--- Start of MATERIAL TO PROCESS ---
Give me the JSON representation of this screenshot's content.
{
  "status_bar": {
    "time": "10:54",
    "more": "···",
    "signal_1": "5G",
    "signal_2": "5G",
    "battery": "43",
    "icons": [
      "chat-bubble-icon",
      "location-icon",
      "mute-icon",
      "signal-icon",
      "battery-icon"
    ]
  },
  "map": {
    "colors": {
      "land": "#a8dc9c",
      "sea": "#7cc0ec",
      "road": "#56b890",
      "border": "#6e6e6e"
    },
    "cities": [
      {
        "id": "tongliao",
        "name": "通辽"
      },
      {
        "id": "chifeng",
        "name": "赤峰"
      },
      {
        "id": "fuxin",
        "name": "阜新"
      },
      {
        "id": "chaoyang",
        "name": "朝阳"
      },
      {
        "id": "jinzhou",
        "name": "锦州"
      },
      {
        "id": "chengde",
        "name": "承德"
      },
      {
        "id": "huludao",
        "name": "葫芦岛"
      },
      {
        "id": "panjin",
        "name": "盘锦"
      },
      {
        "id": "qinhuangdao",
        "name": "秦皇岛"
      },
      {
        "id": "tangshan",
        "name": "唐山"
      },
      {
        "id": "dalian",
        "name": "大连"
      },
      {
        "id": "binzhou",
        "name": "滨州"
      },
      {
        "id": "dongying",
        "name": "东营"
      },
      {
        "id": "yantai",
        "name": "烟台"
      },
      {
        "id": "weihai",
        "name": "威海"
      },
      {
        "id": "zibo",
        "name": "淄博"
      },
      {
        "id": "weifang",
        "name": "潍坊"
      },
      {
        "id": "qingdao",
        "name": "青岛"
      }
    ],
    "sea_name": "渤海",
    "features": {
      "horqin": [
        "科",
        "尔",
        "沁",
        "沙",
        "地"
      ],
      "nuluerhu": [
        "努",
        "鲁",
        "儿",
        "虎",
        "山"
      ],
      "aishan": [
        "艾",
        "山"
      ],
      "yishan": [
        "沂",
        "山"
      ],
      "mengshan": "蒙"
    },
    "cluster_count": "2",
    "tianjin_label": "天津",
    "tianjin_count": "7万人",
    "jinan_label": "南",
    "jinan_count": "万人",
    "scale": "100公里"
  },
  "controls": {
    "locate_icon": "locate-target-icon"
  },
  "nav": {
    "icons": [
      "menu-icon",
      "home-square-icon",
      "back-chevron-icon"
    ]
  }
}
--- End of MATERIAL TO PROCESS ---
_TASK TO COMPLETE_
Return each line of the records above exactly as it reads.

_SOLUTION FOR THIS TASK_
Give me the JSON representation of this screenshot's content.
{
  "status_bar": {
    "time": "10:54",
    "more": "···",
    "signal_1": "5G",
    "signal_2": "5G",
    "battery": "43",
    "icons": [
      "chat-bubble-icon",
      "location-icon",
      "mute-icon",
      "signal-icon",
      "battery-icon"
    ]
  },
  "map": {
    "colors": {
      "land": "#a8dc9c",
      "sea": "#7cc0ec",
      "road": "#56b890",
      "border": "#6e6e6e"
    },
    "cities": [
      {
        "id": "tongliao",
        "name": "通辽"
      },
      {
        "id": "chifeng",
        "name": "赤峰"
      },
      {
        "id": "fuxin",
        "name": "阜新"
      },
      {
        "id": "chaoyang",
        "name": "朝阳"
      },
      {
        "id": "jinzhou",
        "name": "锦州"
      },
      {
        "id": "chengde",
        "name": "承德"
      },
      {
        "id": "huludao",
        "name": "葫芦岛"
      },
      {
        "id": "panjin",
        "name": "盘锦"
      },
      {
        "id": "qinhuangdao",
        "name": "秦皇岛"
      },
      {
        "id": "tangshan",
        "name": "唐山"
      },
      {
        "id": "dalian",
        "name": "大连"
      },
      {
        "id": "binzhou",
        "name": "滨州"
      },
      {
        "id": "dongying",
        "name": "东营"
      },
      {
        "id": "yantai",
        "name": "烟台"
      },
      {
        "id": "weihai",
        "name": "威海"
      },
      {
        "id": "zibo",
        "name": "淄博"
      },
      {
        "id": "weifang",
        "name": "潍坊"
      },
      {
        "id": "qingdao",
        "name": "青岛"
      }
    ],
    "sea_name": "渤海",
    "features": {
      "horqin": [
        "科",
        "尔",
        "沁",
        "沙",
        "地"
      ],
      "nuluerhu": [
        "努",
        "鲁",
        "儿",
        "虎",
        "山"
      ],
      "aishan": [
        "艾",
        "山"
      ],
      "yishan": [
        "沂",
        "山"
      ],
      "mengshan": "蒙"
    },
    "cluster_count": "2",
    "tianjin_label": "天津",
    "tianjin_count": "7万人",
    "jinan_label": "南",
    "jinan_count": "万人",
    "scale": "100公里"
  },
  "controls": {
    "locate_icon": "locate-target-icon"
  },
  "nav": {
    "icons": [
      "menu-icon",
      "home-square-icon",
      "back-chevron-icon"
    ]
  }
}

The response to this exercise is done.